(TASK TO CARRY OUT) All of the lines below are to be printed again exactly; images are excluded from the output.

(Data records)
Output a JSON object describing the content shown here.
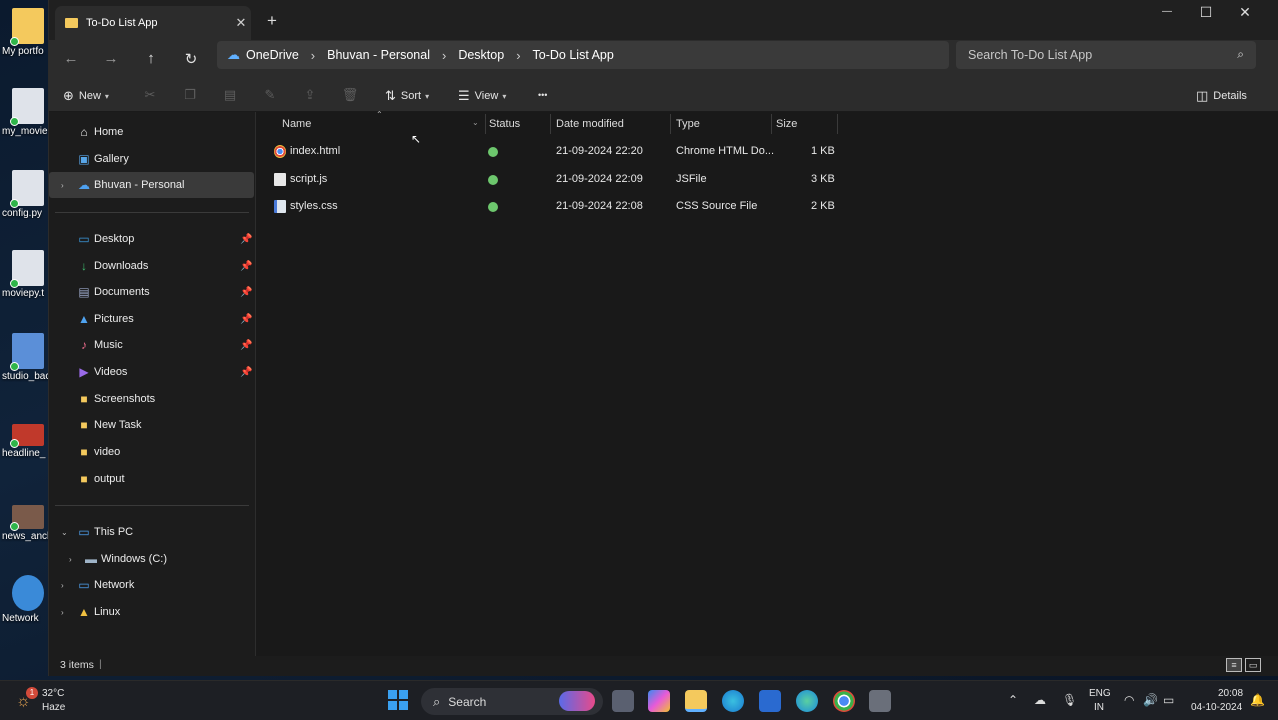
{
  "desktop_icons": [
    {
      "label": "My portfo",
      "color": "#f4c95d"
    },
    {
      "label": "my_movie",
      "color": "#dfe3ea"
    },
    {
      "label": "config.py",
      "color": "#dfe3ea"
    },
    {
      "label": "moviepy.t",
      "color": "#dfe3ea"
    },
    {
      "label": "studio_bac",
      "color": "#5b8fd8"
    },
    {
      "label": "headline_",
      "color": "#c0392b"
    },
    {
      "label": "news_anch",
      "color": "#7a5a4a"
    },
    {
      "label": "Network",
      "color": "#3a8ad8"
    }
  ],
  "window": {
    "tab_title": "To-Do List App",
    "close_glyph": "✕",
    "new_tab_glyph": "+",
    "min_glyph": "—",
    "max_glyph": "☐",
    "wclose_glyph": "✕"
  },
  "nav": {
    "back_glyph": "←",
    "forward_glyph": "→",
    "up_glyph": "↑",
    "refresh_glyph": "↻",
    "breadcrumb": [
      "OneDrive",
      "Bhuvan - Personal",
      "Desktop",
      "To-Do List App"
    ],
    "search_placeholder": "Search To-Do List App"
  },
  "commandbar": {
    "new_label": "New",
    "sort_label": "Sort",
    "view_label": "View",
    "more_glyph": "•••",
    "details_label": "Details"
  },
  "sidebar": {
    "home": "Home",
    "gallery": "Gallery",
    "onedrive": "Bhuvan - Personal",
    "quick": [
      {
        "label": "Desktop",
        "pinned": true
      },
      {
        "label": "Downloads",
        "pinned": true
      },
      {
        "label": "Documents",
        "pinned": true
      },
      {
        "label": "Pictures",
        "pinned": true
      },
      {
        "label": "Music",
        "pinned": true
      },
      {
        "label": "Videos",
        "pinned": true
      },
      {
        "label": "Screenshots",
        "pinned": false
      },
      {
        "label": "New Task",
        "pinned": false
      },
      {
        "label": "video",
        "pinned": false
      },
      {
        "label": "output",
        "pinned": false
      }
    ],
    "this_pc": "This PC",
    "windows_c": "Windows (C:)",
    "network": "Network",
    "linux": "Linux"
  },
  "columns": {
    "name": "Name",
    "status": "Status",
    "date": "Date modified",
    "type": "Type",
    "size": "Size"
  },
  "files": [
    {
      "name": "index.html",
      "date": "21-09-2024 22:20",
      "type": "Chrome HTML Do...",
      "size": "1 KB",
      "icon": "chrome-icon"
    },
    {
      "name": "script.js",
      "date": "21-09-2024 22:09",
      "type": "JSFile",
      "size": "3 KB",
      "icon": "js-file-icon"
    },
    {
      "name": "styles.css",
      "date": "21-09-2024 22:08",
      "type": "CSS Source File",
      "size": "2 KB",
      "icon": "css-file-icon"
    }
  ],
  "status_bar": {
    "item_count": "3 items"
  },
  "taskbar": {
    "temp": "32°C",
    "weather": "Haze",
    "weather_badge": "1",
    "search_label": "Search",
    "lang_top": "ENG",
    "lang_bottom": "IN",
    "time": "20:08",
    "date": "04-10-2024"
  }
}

(OUTPUT OF THE EXERCISE)
Output a JSON object describing the content shown here.
{
  "desktop_icons": [
    {
      "label": "My portfo",
      "color": "#f4c95d"
    },
    {
      "label": "my_movie",
      "color": "#dfe3ea"
    },
    {
      "label": "config.py",
      "color": "#dfe3ea"
    },
    {
      "label": "moviepy.t",
      "color": "#dfe3ea"
    },
    {
      "label": "studio_bac",
      "color": "#5b8fd8"
    },
    {
      "label": "headline_",
      "color": "#c0392b"
    },
    {
      "label": "news_anch",
      "color": "#7a5a4a"
    },
    {
      "label": "Network",
      "color": "#3a8ad8"
    }
  ],
  "window": {
    "tab_title": "To-Do List App",
    "close_glyph": "✕",
    "new_tab_glyph": "+",
    "min_glyph": "—",
    "max_glyph": "☐",
    "wclose_glyph": "✕"
  },
  "nav": {
    "back_glyph": "←",
    "forward_glyph": "→",
    "up_glyph": "↑",
    "refresh_glyph": "↻",
    "breadcrumb": [
      "OneDrive",
      "Bhuvan - Personal",
      "Desktop",
      "To-Do List App"
    ],
    "search_placeholder": "Search To-Do List App"
  },
  "commandbar": {
    "new_label": "New",
    "sort_label": "Sort",
    "view_label": "View",
    "more_glyph": "•••",
    "details_label": "Details"
  },
  "sidebar": {
    "home": "Home",
    "gallery": "Gallery",
    "onedrive": "Bhuvan - Personal",
    "quick": [
      {
        "label": "Desktop",
        "pinned": true
      },
      {
        "label": "Downloads",
        "pinned": true
      },
      {
        "label": "Documents",
        "pinned": true
      },
      {
        "label": "Pictures",
        "pinned": true
      },
      {
        "label": "Music",
        "pinned": true
      },
      {
        "label": "Videos",
        "pinned": true
      },
      {
        "label": "Screenshots",
        "pinned": false
      },
      {
        "label": "New Task",
        "pinned": false
      },
      {
        "label": "video",
        "pinned": false
      },
      {
        "label": "output",
        "pinned": false
      }
    ],
    "this_pc": "This PC",
    "windows_c": "Windows (C:)",
    "network": "Network",
    "linux": "Linux"
  },
  "columns": {
    "name": "Name",
    "status": "Status",
    "date": "Date modified",
    "type": "Type",
    "size": "Size"
  },
  "files": [
    {
      "name": "index.html",
      "date": "21-09-2024 22:20",
      "type": "Chrome HTML Do...",
      "size": "1 KB",
      "icon": "chrome-icon"
    },
    {
      "name": "script.js",
      "date": "21-09-2024 22:09",
      "type": "JSFile",
      "size": "3 KB",
      "icon": "js-file-icon"
    },
    {
      "name": "styles.css",
      "date": "21-09-2024 22:08",
      "type": "CSS Source File",
      "size": "2 KB",
      "icon": "css-file-icon"
    }
  ],
  "status_bar": {
    "item_count": "3 items"
  },
  "taskbar": {
    "temp": "32°C",
    "weather": "Haze",
    "weather_badge": "1",
    "search_label": "Search",
    "lang_top": "ENG",
    "lang_bottom": "IN",
    "time": "20:08",
    "date": "04-10-2024"
  }
}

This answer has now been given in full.